TASK DESCRIPTION:
Copy every line with the string "such" in it.

INFORMATION SUPPLIED:
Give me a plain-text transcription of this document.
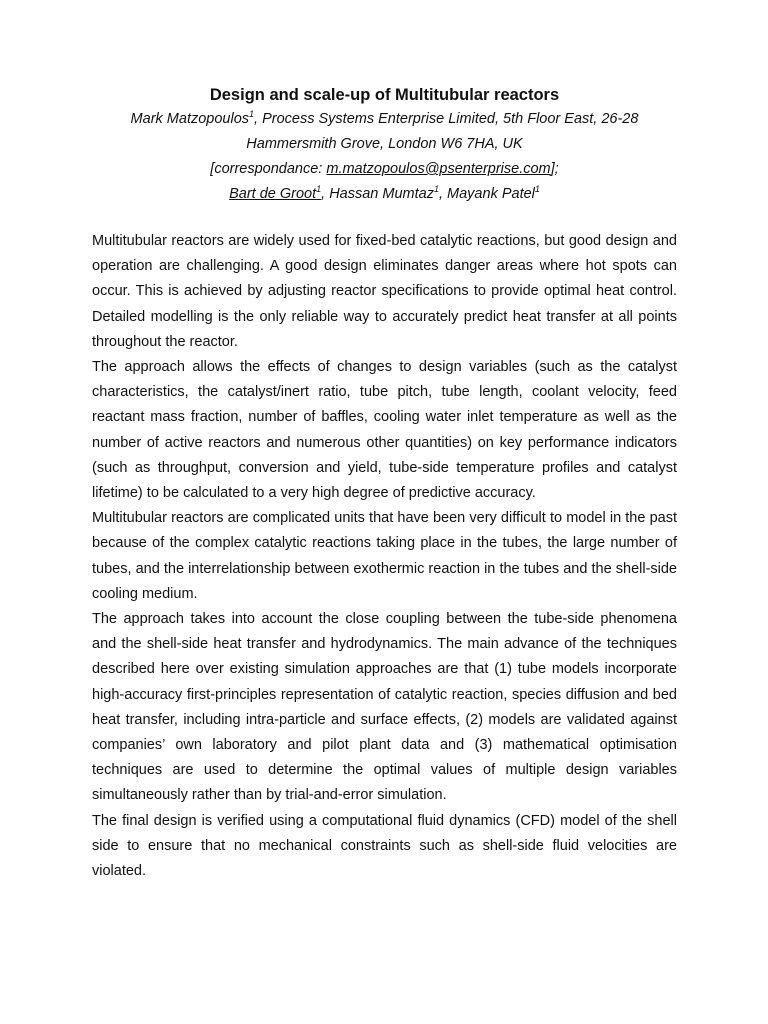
Design and scale-up of Multitubular reactors
Mark Matzopoulos$^1$, Process Systems Enterprise Limited, 5th Floor East, 26-28
Hammersmith Grove, London W6 7HA, UK
[correspondance: m.matzopoulos@psenterprise.com];
Bart de Groot$^1$, Hassan Mumtaz$^1$, Mayank Patel$^1$

Multitubular reactors are widely used for fixed-bed catalytic reactions, but good design and operation are challenging. A good design eliminates danger areas where hot spots can occur. This is achieved by adjusting reactor specifications to provide optimal heat control. Detailed modelling is the only reliable way to accurately predict heat transfer at all points throughout the reactor.

The approach allows the effects of changes to design variables (such as the catalyst characteristics, the catalyst/inert ratio, tube pitch, tube length, coolant velocity, feed reactant mass fraction, number of baffles, cooling water inlet temperature as well as the number of active reactors and numerous other quantities) on key performance indicators (such as throughput, conversion and yield, tube-side temperature profiles and catalyst lifetime) to be calculated to a very high degree of predictive accuracy.

Multitubular reactors are complicated units that have been very difficult to model in the past because of the complex catalytic reactions taking place in the tubes, the large number of tubes, and the interrelationship between exothermic reaction in the tubes and the shell-side cooling medium.

The approach takes into account the close coupling between the tube-side phenomena and the shell-side heat transfer and hydrodynamics. The main advance of the techniques described here over existing simulation approaches are that (1) tube models incorporate high-accuracy first-principles representation of catalytic reaction, species diffusion and bed heat transfer, including intra-particle and surface effects, (2) models are validated against companies’ own laboratory and pilot plant data and (3) mathematical optimisation techniques are used to determine the optimal values of multiple design variables simultaneously rather than by trial-and-error simulation.

The final design is verified using a computational fluid dynamics (CFD) model of the shell side to ensure that no mechanical constraints such as shell-side fluid velocities are violated.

WRITTEN REPLY:
The approach allows the effects of changes to design variables (such as the catalyst characteristics, the catalyst/inert ratio, tube pitch, tube length, coolant velocity, feed reactant mass fraction, number of baffles, cooling water inlet temperature as well as the number of active reactors and numerous other quantities) on key performance indicators (such as throughput, conversion and yield, tube-side temperature profiles and catalyst lifetime) to be calculated to a very high degree of predictive accuracy.
The final design is verified using a computational fluid dynamics (CFD) model of the shell side to ensure that no mechanical constraints such as shell-side fluid velocities are violated.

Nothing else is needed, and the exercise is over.